Required task => Reproduce the listing that follows with no differences at all.

(Excerpts from a figure dataset)
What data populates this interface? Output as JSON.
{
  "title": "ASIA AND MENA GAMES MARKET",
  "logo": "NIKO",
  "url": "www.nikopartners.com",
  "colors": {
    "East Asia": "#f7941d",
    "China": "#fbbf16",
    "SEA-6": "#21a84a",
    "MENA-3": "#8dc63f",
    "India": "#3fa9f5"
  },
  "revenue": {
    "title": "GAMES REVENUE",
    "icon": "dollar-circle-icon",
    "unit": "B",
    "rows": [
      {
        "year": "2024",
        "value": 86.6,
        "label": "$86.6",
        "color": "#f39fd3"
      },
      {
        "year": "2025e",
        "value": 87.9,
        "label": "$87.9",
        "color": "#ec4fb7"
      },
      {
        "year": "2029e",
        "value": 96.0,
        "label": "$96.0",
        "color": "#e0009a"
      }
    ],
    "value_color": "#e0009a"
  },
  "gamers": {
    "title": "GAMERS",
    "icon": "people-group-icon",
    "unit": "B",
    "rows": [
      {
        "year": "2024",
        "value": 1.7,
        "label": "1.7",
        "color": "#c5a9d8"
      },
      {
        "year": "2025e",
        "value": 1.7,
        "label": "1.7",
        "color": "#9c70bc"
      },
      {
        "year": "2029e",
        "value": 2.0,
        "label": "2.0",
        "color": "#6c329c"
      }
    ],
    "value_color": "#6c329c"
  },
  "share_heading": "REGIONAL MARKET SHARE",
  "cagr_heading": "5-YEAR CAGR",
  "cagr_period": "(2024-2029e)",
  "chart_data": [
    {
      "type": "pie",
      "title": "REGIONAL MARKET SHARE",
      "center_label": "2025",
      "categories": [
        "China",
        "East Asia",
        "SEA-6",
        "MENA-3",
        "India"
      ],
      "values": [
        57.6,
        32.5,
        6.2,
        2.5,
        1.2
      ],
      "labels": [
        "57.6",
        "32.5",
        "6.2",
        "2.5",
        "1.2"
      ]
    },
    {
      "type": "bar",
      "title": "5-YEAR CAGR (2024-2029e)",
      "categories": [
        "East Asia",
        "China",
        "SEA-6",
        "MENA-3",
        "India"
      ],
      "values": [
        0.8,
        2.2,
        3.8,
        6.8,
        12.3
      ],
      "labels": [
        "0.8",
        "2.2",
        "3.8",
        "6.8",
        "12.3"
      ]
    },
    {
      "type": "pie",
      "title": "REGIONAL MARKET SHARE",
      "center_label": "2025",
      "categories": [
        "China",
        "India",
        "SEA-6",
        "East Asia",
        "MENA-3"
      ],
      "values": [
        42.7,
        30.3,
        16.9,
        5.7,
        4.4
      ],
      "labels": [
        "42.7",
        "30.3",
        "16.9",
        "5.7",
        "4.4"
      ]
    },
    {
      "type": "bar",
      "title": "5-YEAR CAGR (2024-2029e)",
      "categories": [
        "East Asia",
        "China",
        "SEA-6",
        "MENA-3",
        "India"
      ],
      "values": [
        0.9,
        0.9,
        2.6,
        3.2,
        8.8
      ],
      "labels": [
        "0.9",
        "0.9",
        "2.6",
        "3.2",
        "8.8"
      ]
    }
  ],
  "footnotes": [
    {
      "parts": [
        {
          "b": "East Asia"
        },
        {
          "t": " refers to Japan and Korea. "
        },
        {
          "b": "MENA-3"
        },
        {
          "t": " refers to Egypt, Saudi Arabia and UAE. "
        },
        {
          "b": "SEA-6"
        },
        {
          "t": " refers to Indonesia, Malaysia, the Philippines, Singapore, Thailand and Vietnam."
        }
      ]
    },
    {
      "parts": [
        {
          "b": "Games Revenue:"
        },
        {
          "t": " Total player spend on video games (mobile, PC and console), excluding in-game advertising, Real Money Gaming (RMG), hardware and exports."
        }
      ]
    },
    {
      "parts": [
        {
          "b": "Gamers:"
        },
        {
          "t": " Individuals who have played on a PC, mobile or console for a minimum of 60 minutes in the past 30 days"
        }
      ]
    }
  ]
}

Written response =>
What data populates this interface? Output as JSON.
{
  "title": "ASIA AND MENA GAMES MARKET",
  "logo": "NIKO",
  "url": "www.nikopartners.com",
  "colors": {
    "East Asia": "#f7941d",
    "China": "#fbbf16",
    "SEA-6": "#21a84a",
    "MENA-3": "#8dc63f",
    "India": "#3fa9f5"
  },
  "revenue": {
    "title": "GAMES REVENUE",
    "icon": "dollar-circle-icon",
    "unit": "B",
    "rows": [
      {
        "year": "2024",
        "value": 86.6,
        "label": "$86.6",
        "color": "#f39fd3"
      },
      {
        "year": "2025e",
        "value": 87.9,
        "label": "$87.9",
        "color": "#ec4fb7"
      },
      {
        "year": "2029e",
        "value": 96.0,
        "label": "$96.0",
        "color": "#e0009a"
      }
    ],
    "value_color": "#e0009a"
  },
  "gamers": {
    "title": "GAMERS",
    "icon": "people-group-icon",
    "unit": "B",
    "rows": [
      {
        "year": "2024",
        "value": 1.7,
        "label": "1.7",
        "color": "#c5a9d8"
      },
      {
        "year": "2025e",
        "value": 1.7,
        "label": "1.7",
        "color": "#9c70bc"
      },
      {
        "year": "2029e",
        "value": 2.0,
        "label": "2.0",
        "color": "#6c329c"
      }
    ],
    "value_color": "#6c329c"
  },
  "share_heading": "REGIONAL MARKET SHARE",
  "cagr_heading": "5-YEAR CAGR",
  "cagr_period": "(2024-2029e)",
  "chart_data": [
    {
      "type": "pie",
      "title": "REGIONAL MARKET SHARE",
      "center_label": "2025",
      "categories": [
        "China",
        "East Asia",
        "SEA-6",
        "MENA-3",
        "India"
      ],
      "values": [
        57.6,
        32.5,
        6.2,
        2.5,
        1.2
      ],
      "labels": [
        "57.6",
        "32.5",
        "6.2",
        "2.5",
        "1.2"
      ]
    },
    {
      "type": "bar",
      "title": "5-YEAR CAGR (2024-2029e)",
      "categories": [
        "East Asia",
        "China",
        "SEA-6",
        "MENA-3",
        "India"
      ],
      "values": [
        0.8,
        2.2,
        3.8,
        6.8,
        12.3
      ],
      "labels": [
        "0.8",
        "2.2",
        "3.8",
        "6.8",
        "12.3"
      ]
    },
    {
      "type": "pie",
      "title": "REGIONAL MARKET SHARE",
      "center_label": "2025",
      "categories": [
        "China",
        "India",
        "SEA-6",
        "East Asia",
        "MENA-3"
      ],
      "values": [
        42.7,
        30.3,
        16.9,
        5.7,
        4.4
      ],
      "labels": [
        "42.7",
        "30.3",
        "16.9",
        "5.7",
        "4.4"
      ]
    },
    {
      "type": "bar",
      "title": "5-YEAR CAGR (2024-2029e)",
      "categories": [
        "East Asia",
        "China",
        "SEA-6",
        "MENA-3",
        "India"
      ],
      "values": [
        0.9,
        0.9,
        2.6,
        3.2,
        8.8
      ],
      "labels": [
        "0.9",
        "0.9",
        "2.6",
        "3.2",
        "8.8"
      ]
    }
  ],
  "footnotes": [
    {
      "parts": [
        {
          "b": "East Asia"
        },
        {
          "t": " refers to Japan and Korea. "
        },
        {
          "b": "MENA-3"
        },
        {
          "t": " refers to Egypt, Saudi Arabia and UAE. "
        },
        {
          "b": "SEA-6"
        },
        {
          "t": " refers to Indonesia, Malaysia, the Philippines, Singapore, Thailand and Vietnam."
        }
      ]
    },
    {
      "parts": [
        {
          "b": "Games Revenue:"
        },
        {
          "t": " Total player spend on video games (mobile, PC and console), excluding in-game advertising, Real Money Gaming (RMG), hardware and exports."
        }
      ]
    },
    {
      "parts": [
        {
          "b": "Gamers:"
        },
        {
          "t": " Individuals who have played on a PC, mobile or console for a minimum of 60 minutes in the past 30 days"
        }
      ]
    }
  ]
}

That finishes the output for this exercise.